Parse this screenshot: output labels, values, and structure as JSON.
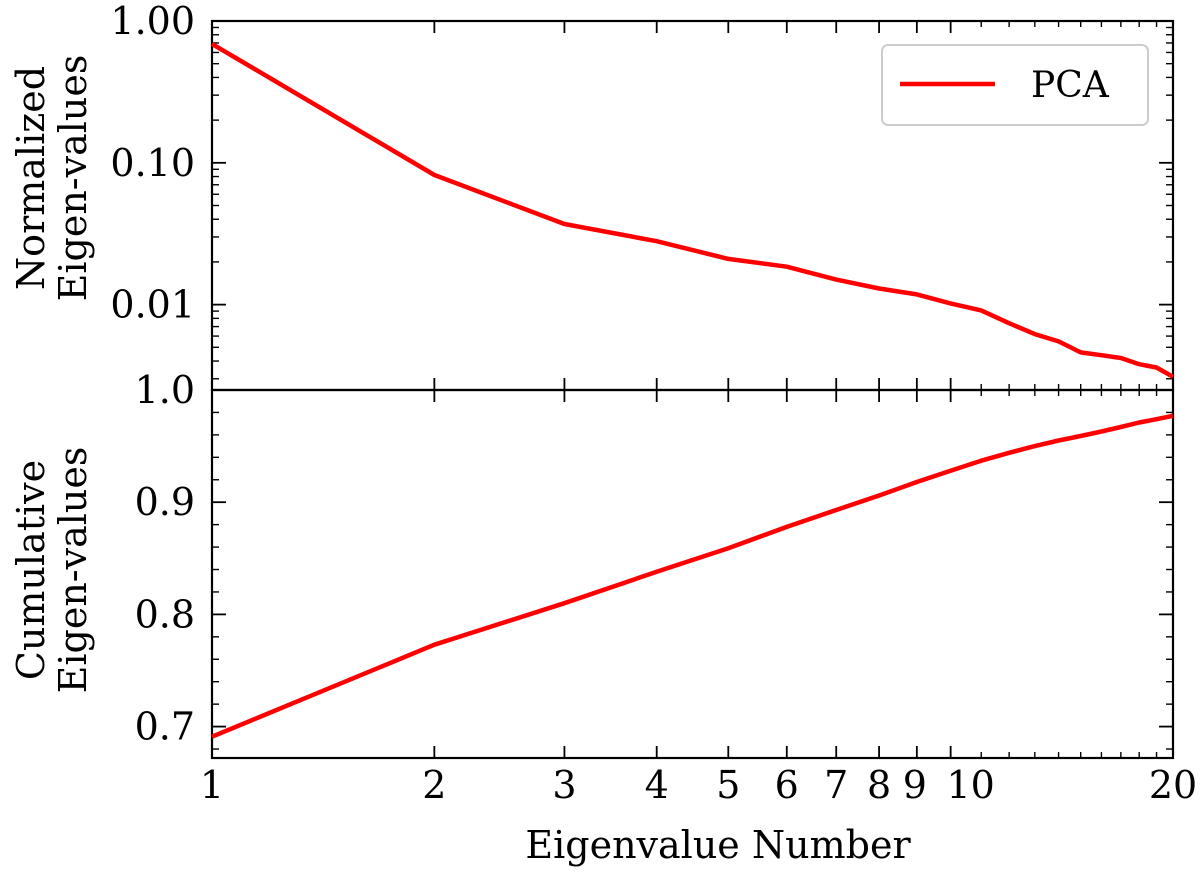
{
  "chart_data": [
    {
      "type": "line",
      "panel": "top",
      "xscale": "log",
      "yscale": "log",
      "ylabel_lines": [
        "Normalized",
        "Eigen-values"
      ],
      "xlim": [
        1,
        20
      ],
      "ylim": [
        0.0025,
        1.0
      ],
      "y_tick_values": [
        1.0,
        0.1,
        0.01
      ],
      "y_tick_labels": [
        "1.00",
        "0.10",
        "0.01"
      ],
      "grid": false,
      "legend": {
        "placement": "top-right",
        "entries": [
          "PCA"
        ]
      },
      "series": [
        {
          "name": "PCA",
          "color": "#ff0000",
          "x": [
            1,
            2,
            3,
            4,
            5,
            6,
            7,
            8,
            9,
            10,
            11,
            12,
            13,
            14,
            15,
            16,
            17,
            18,
            19,
            20
          ],
          "y": [
            0.69,
            0.082,
            0.037,
            0.028,
            0.021,
            0.0185,
            0.015,
            0.013,
            0.0118,
            0.0102,
            0.0091,
            0.0074,
            0.0062,
            0.0055,
            0.0046,
            0.0044,
            0.0042,
            0.0038,
            0.0036,
            0.0031
          ]
        }
      ]
    },
    {
      "type": "line",
      "panel": "bottom",
      "xscale": "log",
      "yscale": "linear",
      "xlabel": "Eigenvalue Number",
      "ylabel_lines": [
        "Cumulative",
        "Eigen-values"
      ],
      "xlim": [
        1,
        20
      ],
      "ylim": [
        0.672,
        1.0
      ],
      "x_tick_values": [
        1,
        2,
        3,
        4,
        5,
        6,
        7,
        8,
        9,
        10,
        20
      ],
      "x_tick_labels": [
        "1",
        "2",
        "3",
        "4",
        "5",
        "6",
        "7",
        "8",
        "9",
        "10",
        "20"
      ],
      "y_tick_values": [
        1.0,
        0.9,
        0.8,
        0.7
      ],
      "y_tick_labels": [
        "1.0",
        "0.9",
        "0.8",
        "0.7"
      ],
      "grid": false,
      "series": [
        {
          "name": "PCA",
          "color": "#ff0000",
          "x": [
            1,
            2,
            3,
            4,
            5,
            6,
            7,
            8,
            9,
            10,
            11,
            12,
            13,
            14,
            15,
            16,
            17,
            18,
            19,
            20
          ],
          "y": [
            0.691,
            0.773,
            0.81,
            0.838,
            0.859,
            0.878,
            0.893,
            0.906,
            0.918,
            0.928,
            0.937,
            0.944,
            0.95,
            0.955,
            0.959,
            0.963,
            0.967,
            0.971,
            0.974,
            0.977
          ]
        }
      ]
    }
  ]
}
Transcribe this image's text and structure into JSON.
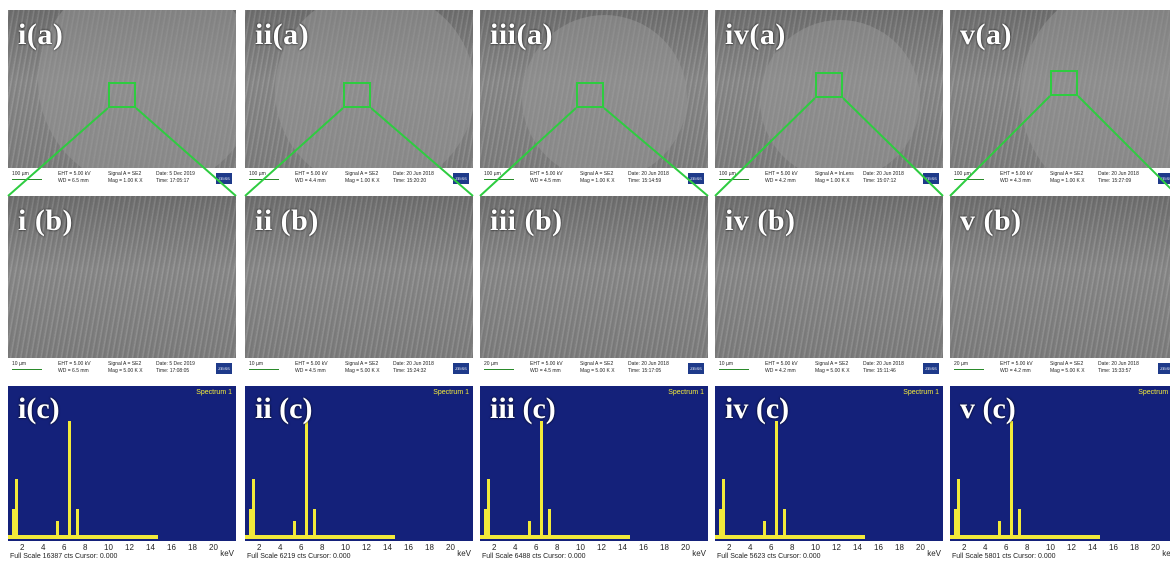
{
  "panels": [
    {
      "label_a": "i(a)",
      "label_b": "i (b)",
      "label_c": "i(c)",
      "sem_a": {
        "scale": "100 µm",
        "eht": "EHT = 5.00 kV",
        "wd": "WD = 6.5 mm",
        "signal": "Signal A = SE2",
        "mag": "Mag = 1.00 K X",
        "date": "Date: 5 Dec 2019",
        "time": "Time: 17:05:17"
      },
      "sem_b": {
        "scale": "10 µm",
        "eht": "EHT = 5.00 kV",
        "wd": "WD = 6.5 mm",
        "signal": "Signal A = SE2",
        "mag": "Mag = 5.00 K X",
        "date": "Date: 5 Dec 2019",
        "time": "Time: 17:08:05"
      },
      "full_scale": "Full Scale 16387 cts Cursor: 0.000"
    },
    {
      "label_a": "ii(a)",
      "label_b": "ii (b)",
      "label_c": "ii (c)",
      "sem_a": {
        "scale": "100 µm",
        "eht": "EHT = 5.00 kV",
        "wd": "WD = 4.4 mm",
        "signal": "Signal A = SE2",
        "mag": "Mag = 1.00 K X",
        "date": "Date: 20 Jun 2018",
        "time": "Time: 15:20:20"
      },
      "sem_b": {
        "scale": "10 µm",
        "eht": "EHT = 5.00 kV",
        "wd": "WD = 4.5 mm",
        "signal": "Signal A = SE2",
        "mag": "Mag = 5.00 K X",
        "date": "Date: 20 Jun 2018",
        "time": "Time: 15:24:32"
      },
      "full_scale": "Full Scale 6219 cts Cursor: 0.000"
    },
    {
      "label_a": "iii(a)",
      "label_b": "iii (b)",
      "label_c": "iii (c)",
      "sem_a": {
        "scale": "100 µm",
        "eht": "EHT = 5.00 kV",
        "wd": "WD = 4.5 mm",
        "signal": "Signal A = SE2",
        "mag": "Mag = 1.00 K X",
        "date": "Date: 20 Jun 2018",
        "time": "Time: 15:14:59"
      },
      "sem_b": {
        "scale": "20 µm",
        "eht": "EHT = 5.00 kV",
        "wd": "WD = 4.5 mm",
        "signal": "Signal A = SE2",
        "mag": "Mag = 5.00 K X",
        "date": "Date: 20 Jun 2018",
        "time": "Time: 15:17:05"
      },
      "full_scale": "Full Scale 6488 cts Cursor: 0.000"
    },
    {
      "label_a": "iv(a)",
      "label_b": "iv (b)",
      "label_c": "iv (c)",
      "sem_a": {
        "scale": "100 µm",
        "eht": "EHT = 5.00 kV",
        "wd": "WD = 4.2 mm",
        "signal": "Signal A = InLens",
        "mag": "Mag = 1.00 K X",
        "date": "Date: 20 Jun 2018",
        "time": "Time: 15:07:12"
      },
      "sem_b": {
        "scale": "10 µm",
        "eht": "EHT = 5.00 kV",
        "wd": "WD = 4.2 mm",
        "signal": "Signal A = SE2",
        "mag": "Mag = 5.00 K X",
        "date": "Date: 20 Jun 2018",
        "time": "Time: 15:11:46"
      },
      "full_scale": "Full Scale 5623 cts Cursor: 0.000"
    },
    {
      "label_a": "v(a)",
      "label_b": "v (b)",
      "label_c": "v (c)",
      "sem_a": {
        "scale": "100 µm",
        "eht": "EHT = 5.00 kV",
        "wd": "WD = 4.3 mm",
        "signal": "Signal A = SE2",
        "mag": "Mag = 1.00 K X",
        "date": "Date: 20 Jun 2018",
        "time": "Time: 15:27:09"
      },
      "sem_b": {
        "scale": "20 µm",
        "eht": "EHT = 5.00 kV",
        "wd": "WD = 4.2 mm",
        "signal": "Signal A = SE2",
        "mag": "Mag = 5.00 K X",
        "date": "Date: 20 Jun 2018",
        "time": "Time: 15:33:57"
      },
      "full_scale": "Full Scale 5801 cts Cursor: 0.000"
    }
  ],
  "spectrum_title": "Spectrum 1",
  "axis_ticks": [
    "2",
    "4",
    "6",
    "8",
    "10",
    "12",
    "14",
    "16",
    "18",
    "20"
  ],
  "axis_unit": "keV",
  "logo_text": "ZEISS",
  "colors": {
    "spectrum_bg": "#14217a",
    "peak": "#f2ea3a",
    "zoom_box": "#2ecc40",
    "label": "#ffffff"
  }
}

^^^^^^^^^^^^^^^^

Required task>
Reproduce the entries above without change, omitting all pictures.

The response>
Parse this screenshot: output labels, values, and structure as JSON.
{
  "chart_data": [
    {
      "type": "line",
      "panel": "top",
      "xscale": "log",
      "yscale": "log",
      "ylabel_lines": [
        "Normalized",
        "Eigen-values"
      ],
      "xlim": [
        1,
        20
      ],
      "ylim": [
        0.0025,
        1.0
      ],
      "y_tick_values": [
        1.0,
        0.1,
        0.01
      ],
      "y_tick_labels": [
        "1.00",
        "0.10",
        "0.01"
      ],
      "grid": false,
      "legend": {
        "placement": "top-right",
        "entries": [
          "PCA"
        ]
      },
      "series": [
        {
          "name": "PCA",
          "color": "#ff0000",
          "x": [
            1,
            2,
            3,
            4,
            5,
            6,
            7,
            8,
            9,
            10,
            11,
            12,
            13,
            14,
            15,
            16,
            17,
            18,
            19,
            20
          ],
          "y": [
            0.69,
            0.082,
            0.037,
            0.028,
            0.021,
            0.0185,
            0.015,
            0.013,
            0.0118,
            0.0102,
            0.0091,
            0.0074,
            0.0062,
            0.0055,
            0.0046,
            0.0044,
            0.0042,
            0.0038,
            0.0036,
            0.0031
          ]
        }
      ]
    },
    {
      "type": "line",
      "panel": "bottom",
      "xscale": "log",
      "yscale": "linear",
      "xlabel": "Eigenvalue Number",
      "ylabel_lines": [
        "Cumulative",
        "Eigen-values"
      ],
      "xlim": [
        1,
        20
      ],
      "ylim": [
        0.672,
        1.0
      ],
      "x_tick_values": [
        1,
        2,
        3,
        4,
        5,
        6,
        7,
        8,
        9,
        10,
        20
      ],
      "x_tick_labels": [
        "1",
        "2",
        "3",
        "4",
        "5",
        "6",
        "7",
        "8",
        "9",
        "10",
        "20"
      ],
      "y_tick_values": [
        1.0,
        0.9,
        0.8,
        0.7
      ],
      "y_tick_labels": [
        "1.0",
        "0.9",
        "0.8",
        "0.7"
      ],
      "grid": false,
      "series": [
        {
          "name": "PCA",
          "color": "#ff0000",
          "x": [
            1,
            2,
            3,
            4,
            5,
            6,
            7,
            8,
            9,
            10,
            11,
            12,
            13,
            14,
            15,
            16,
            17,
            18,
            19,
            20
          ],
          "y": [
            0.691,
            0.773,
            0.81,
            0.838,
            0.859,
            0.878,
            0.893,
            0.906,
            0.918,
            0.928,
            0.937,
            0.944,
            0.95,
            0.955,
            0.959,
            0.963,
            0.967,
            0.971,
            0.974,
            0.977
          ]
        }
      ]
    }
  ]
}
Transcribe this image's text and structure into JSON.
{
  "panels": [
    {
      "label_a": "i(a)",
      "label_b": "i (b)",
      "label_c": "i(c)",
      "sem_a": {
        "scale": "100 µm",
        "eht": "EHT = 5.00 kV",
        "wd": "WD = 6.5 mm",
        "signal": "Signal A = SE2",
        "mag": "Mag = 1.00 K X",
        "date": "Date: 5 Dec 2019",
        "time": "Time: 17:05:17"
      },
      "sem_b": {
        "scale": "10 µm",
        "eht": "EHT = 5.00 kV",
        "wd": "WD = 6.5 mm",
        "signal": "Signal A = SE2",
        "mag": "Mag = 5.00 K X",
        "date": "Date: 5 Dec 2019",
        "time": "Time: 17:08:05"
      },
      "full_scale": "Full Scale 16387 cts Cursor: 0.000"
    },
    {
      "label_a": "ii(a)",
      "label_b": "ii (b)",
      "label_c": "ii (c)",
      "sem_a": {
        "scale": "100 µm",
        "eht": "EHT = 5.00 kV",
        "wd": "WD = 4.4 mm",
        "signal": "Signal A = SE2",
        "mag": "Mag = 1.00 K X",
        "date": "Date: 20 Jun 2018",
        "time": "Time: 15:20:20"
      },
      "sem_b": {
        "scale": "10 µm",
        "eht": "EHT = 5.00 kV",
        "wd": "WD = 4.5 mm",
        "signal": "Signal A = SE2",
        "mag": "Mag = 5.00 K X",
        "date": "Date: 20 Jun 2018",
        "time": "Time: 15:24:32"
      },
      "full_scale": "Full Scale 6219 cts Cursor: 0.000"
    },
    {
      "label_a": "iii(a)",
      "label_b": "iii (b)",
      "label_c": "iii (c)",
      "sem_a": {
        "scale": "100 µm",
        "eht": "EHT = 5.00 kV",
        "wd": "WD = 4.5 mm",
        "signal": "Signal A = SE2",
        "mag": "Mag = 1.00 K X",
        "date": "Date: 20 Jun 2018",
        "time": "Time: 15:14:59"
      },
      "sem_b": {
        "scale": "20 µm",
        "eht": "EHT = 5.00 kV",
        "wd": "WD = 4.5 mm",
        "signal": "Signal A = SE2",
        "mag": "Mag = 5.00 K X",
        "date": "Date: 20 Jun 2018",
        "time": "Time: 15:17:05"
      },
      "full_scale": "Full Scale 6488 cts Cursor: 0.000"
    },
    {
      "label_a": "iv(a)",
      "label_b": "iv (b)",
      "label_c": "iv (c)",
      "sem_a": {
        "scale": "100 µm",
        "eht": "EHT = 5.00 kV",
        "wd": "WD = 4.2 mm",
        "signal": "Signal A = InLens",
        "mag": "Mag = 1.00 K X",
        "date": "Date: 20 Jun 2018",
        "time": "Time: 15:07:12"
      },
      "sem_b": {
        "scale": "10 µm",
        "eht": "EHT = 5.00 kV",
        "wd": "WD = 4.2 mm",
        "signal": "Signal A = SE2",
        "mag": "Mag = 5.00 K X",
        "date": "Date: 20 Jun 2018",
        "time": "Time: 15:11:46"
      },
      "full_scale": "Full Scale 5623 cts Cursor: 0.000"
    },
    {
      "label_a": "v(a)",
      "label_b": "v (b)",
      "label_c": "v (c)",
      "sem_a": {
        "scale": "100 µm",
        "eht": "EHT = 5.00 kV",
        "wd": "WD = 4.3 mm",
        "signal": "Signal A = SE2",
        "mag": "Mag = 1.00 K X",
        "date": "Date: 20 Jun 2018",
        "time": "Time: 15:27:09"
      },
      "sem_b": {
        "scale": "20 µm",
        "eht": "EHT = 5.00 kV",
        "wd": "WD = 4.2 mm",
        "signal": "Signal A = SE2",
        "mag": "Mag = 5.00 K X",
        "date": "Date: 20 Jun 2018",
        "time": "Time: 15:33:57"
      },
      "full_scale": "Full Scale 5801 cts Cursor: 0.000"
    }
  ],
  "spectrum_title": "Spectrum 1",
  "axis_ticks": [
    "2",
    "4",
    "6",
    "8",
    "10",
    "12",
    "14",
    "16",
    "18",
    "20"
  ],
  "axis_unit": "keV",
  "logo_text": "ZEISS",
  "colors": {
    "spectrum_bg": "#14217a",
    "peak": "#f2ea3a",
    "zoom_box": "#2ecc40",
    "label": "#ffffff"
  }
}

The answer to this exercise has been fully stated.